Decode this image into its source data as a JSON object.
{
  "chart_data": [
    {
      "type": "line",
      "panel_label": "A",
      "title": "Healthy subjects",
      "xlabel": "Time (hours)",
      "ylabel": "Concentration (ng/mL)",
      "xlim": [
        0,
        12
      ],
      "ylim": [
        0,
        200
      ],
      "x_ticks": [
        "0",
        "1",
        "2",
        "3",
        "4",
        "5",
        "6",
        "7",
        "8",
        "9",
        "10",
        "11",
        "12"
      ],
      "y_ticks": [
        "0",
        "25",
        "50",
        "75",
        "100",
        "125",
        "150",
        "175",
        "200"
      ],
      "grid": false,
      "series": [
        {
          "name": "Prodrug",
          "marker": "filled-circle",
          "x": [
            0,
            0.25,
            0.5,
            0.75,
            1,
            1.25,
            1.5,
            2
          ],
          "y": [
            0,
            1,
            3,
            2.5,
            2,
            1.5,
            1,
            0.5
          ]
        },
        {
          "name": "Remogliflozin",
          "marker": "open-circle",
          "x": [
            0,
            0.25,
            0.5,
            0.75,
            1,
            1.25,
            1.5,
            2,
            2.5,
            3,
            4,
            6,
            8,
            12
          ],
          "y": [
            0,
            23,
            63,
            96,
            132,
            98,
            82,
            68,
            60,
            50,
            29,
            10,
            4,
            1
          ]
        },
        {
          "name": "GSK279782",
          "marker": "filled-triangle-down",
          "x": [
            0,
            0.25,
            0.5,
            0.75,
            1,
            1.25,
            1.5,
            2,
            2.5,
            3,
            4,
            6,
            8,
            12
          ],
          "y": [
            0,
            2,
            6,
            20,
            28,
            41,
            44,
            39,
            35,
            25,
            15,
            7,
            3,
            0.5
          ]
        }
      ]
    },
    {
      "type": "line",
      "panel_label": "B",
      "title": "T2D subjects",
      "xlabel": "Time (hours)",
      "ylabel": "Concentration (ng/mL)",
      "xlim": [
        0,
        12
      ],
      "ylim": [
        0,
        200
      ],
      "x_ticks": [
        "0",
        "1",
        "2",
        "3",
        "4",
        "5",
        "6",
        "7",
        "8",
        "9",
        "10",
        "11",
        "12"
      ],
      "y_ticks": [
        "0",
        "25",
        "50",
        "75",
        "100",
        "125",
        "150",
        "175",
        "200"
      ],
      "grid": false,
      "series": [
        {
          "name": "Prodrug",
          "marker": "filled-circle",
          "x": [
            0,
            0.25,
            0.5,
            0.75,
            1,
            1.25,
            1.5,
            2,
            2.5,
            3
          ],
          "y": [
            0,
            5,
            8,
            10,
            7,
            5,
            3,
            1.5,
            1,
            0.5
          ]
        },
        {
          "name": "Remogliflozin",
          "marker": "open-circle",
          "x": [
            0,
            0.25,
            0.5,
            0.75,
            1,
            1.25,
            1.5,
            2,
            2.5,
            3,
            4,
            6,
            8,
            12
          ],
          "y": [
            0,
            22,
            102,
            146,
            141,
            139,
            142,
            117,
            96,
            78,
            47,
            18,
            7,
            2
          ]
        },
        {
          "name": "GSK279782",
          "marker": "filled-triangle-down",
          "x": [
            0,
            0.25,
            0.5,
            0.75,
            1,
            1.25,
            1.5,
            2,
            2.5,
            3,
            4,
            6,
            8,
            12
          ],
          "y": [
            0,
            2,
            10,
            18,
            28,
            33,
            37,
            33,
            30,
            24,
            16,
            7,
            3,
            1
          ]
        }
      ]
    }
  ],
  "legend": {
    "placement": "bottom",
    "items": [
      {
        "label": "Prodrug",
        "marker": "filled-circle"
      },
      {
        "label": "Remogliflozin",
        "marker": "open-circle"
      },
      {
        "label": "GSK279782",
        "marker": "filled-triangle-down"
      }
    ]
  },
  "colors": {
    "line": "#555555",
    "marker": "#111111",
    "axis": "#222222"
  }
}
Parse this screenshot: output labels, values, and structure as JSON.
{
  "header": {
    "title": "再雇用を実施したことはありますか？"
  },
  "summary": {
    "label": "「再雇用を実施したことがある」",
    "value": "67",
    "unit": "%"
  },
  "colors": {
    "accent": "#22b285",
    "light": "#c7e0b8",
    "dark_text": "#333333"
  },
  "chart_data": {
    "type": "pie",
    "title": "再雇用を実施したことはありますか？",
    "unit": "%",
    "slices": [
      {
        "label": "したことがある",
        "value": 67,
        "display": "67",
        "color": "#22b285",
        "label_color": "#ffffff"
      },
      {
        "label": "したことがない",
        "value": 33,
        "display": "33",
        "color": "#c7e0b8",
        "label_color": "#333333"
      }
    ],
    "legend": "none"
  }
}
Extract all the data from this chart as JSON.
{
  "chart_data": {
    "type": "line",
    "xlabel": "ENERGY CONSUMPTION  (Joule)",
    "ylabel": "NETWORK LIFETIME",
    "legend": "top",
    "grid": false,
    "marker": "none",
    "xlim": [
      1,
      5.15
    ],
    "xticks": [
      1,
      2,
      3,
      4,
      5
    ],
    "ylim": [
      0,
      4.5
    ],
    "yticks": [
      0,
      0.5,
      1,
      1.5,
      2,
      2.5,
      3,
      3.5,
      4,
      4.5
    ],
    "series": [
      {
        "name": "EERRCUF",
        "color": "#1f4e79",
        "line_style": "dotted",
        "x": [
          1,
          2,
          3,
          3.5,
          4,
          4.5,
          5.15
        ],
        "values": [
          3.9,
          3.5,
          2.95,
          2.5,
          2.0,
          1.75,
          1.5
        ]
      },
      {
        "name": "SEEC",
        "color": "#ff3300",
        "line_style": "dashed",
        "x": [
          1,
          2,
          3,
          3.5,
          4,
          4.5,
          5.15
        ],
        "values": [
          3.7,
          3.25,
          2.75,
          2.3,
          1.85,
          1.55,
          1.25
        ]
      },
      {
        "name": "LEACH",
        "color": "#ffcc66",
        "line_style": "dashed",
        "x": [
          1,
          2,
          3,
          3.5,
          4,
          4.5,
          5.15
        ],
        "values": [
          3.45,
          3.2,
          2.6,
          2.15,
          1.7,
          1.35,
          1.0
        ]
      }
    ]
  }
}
--
**Exercise details**
Show every line from the entries above in which "type" appears.

**The completed task**
      "type": "line",
      "type": "line",
    "type": "pie",
    "type": "line",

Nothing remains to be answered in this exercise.